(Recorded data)
--*--

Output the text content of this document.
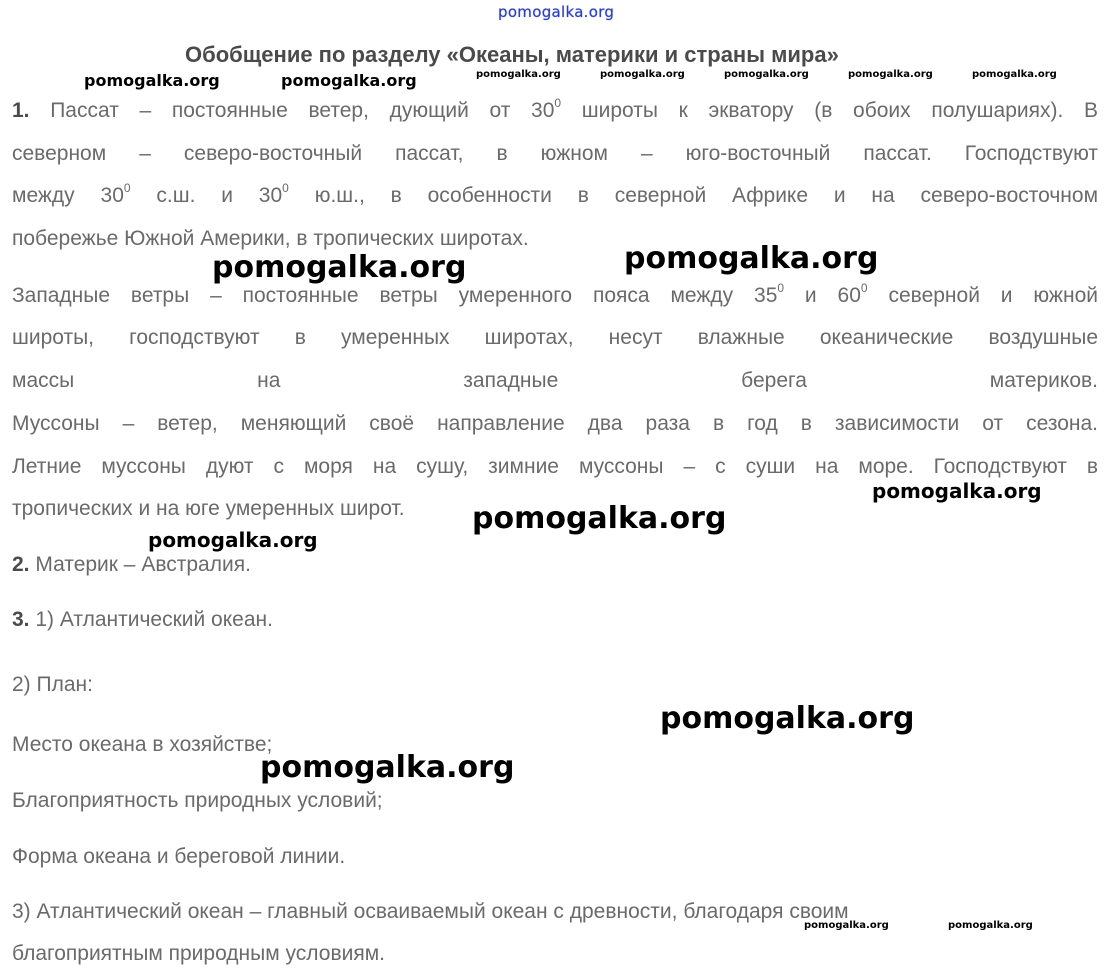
pomogalka.org
Обобщение по разделу «Океаны, материки и страны мира»
pomogalka.org	pomogalka.org	pomogalka.org	pomogalka.org	pomogalka.org	pomogalka.org	pomogalka.org
1. Пассат – постоянные ветер, дующий от $30^0$ широты к экватору (в обоих полушариях). В
северном – северо-восточный пассат, в южном – юго-восточный пассат. Господствуют
между $30^0$ с.ш. и $30^0$ ю.ш., в особенности в северной Африке и на северо-восточном
побережье Южной Америки, в тропических широтах.
Западные ветры – постоянные ветры умеренного пояса между $35^0$ и $60^0$ северной и южной
широты, господствуют в умеренных широтах, несут влажные океанические воздушные
массы на западные берега материков.
Муссоны – ветер, меняющий своё направление два раза в год в зависимости от сезона.
Летние муссоны дуют с моря на сушу, зимние муссоны – с суши на море. Господствуют в
тропических и на юге умеренных широт.
2. Материк – Австралия.
3. 1) Атлантический океан.
2) План:
Место океана в хозяйстве;
Благоприятность природных условий;
Форма океана и береговой линии.
3) Атлантический океан – главный осваиваемый океан с древности, благодаря своим
благоприятным природным условиям.
pomogalka.org	pomogalka.org
pomogalka.org
pomogalka.org
pomogalka.org
pomogalka.org
pomogalka.org
pomogalka.org	pomogalka.org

--*--

Each line of the data is to be duplicated exactly; pictures stay out of the copy.

Output the text content of this document.
pomogalka.org
Обобщение по разделу «Океаны, материки и страны мира»
pomogalka.org	pomogalka.org	pomogalka.org	pomogalka.org	pomogalka.org	pomogalka.org	pomogalka.org
1. Пассат – постоянные ветер, дующий от $30^0$ широты к экватору (в обоих полушариях). В
северном – северо-восточный пассат, в южном – юго-восточный пассат. Господствуют
между $30^0$ с.ш. и $30^0$ ю.ш., в особенности в северной Африке и на северо-восточном
побережье Южной Америки, в тропических широтах.
Западные ветры – постоянные ветры умеренного пояса между $35^0$ и $60^0$ северной и южной
широты, господствуют в умеренных широтах, несут влажные океанические воздушные
массы на западные берега материков.
Муссоны – ветер, меняющий своё направление два раза в год в зависимости от сезона.
Летние муссоны дуют с моря на сушу, зимние муссоны – с суши на море. Господствуют в
тропических и на юге умеренных широт.
2. Материк – Австралия.
3. 1) Атлантический океан.
2) План:
Место океана в хозяйстве;
Благоприятность природных условий;
Форма океана и береговой линии.
3) Атлантический океан – главный осваиваемый океан с древности, благодаря своим
благоприятным природным условиям.
pomogalka.org	pomogalka.org
pomogalka.org
pomogalka.org
pomogalka.org
pomogalka.org
pomogalka.org
pomogalka.org	pomogalka.org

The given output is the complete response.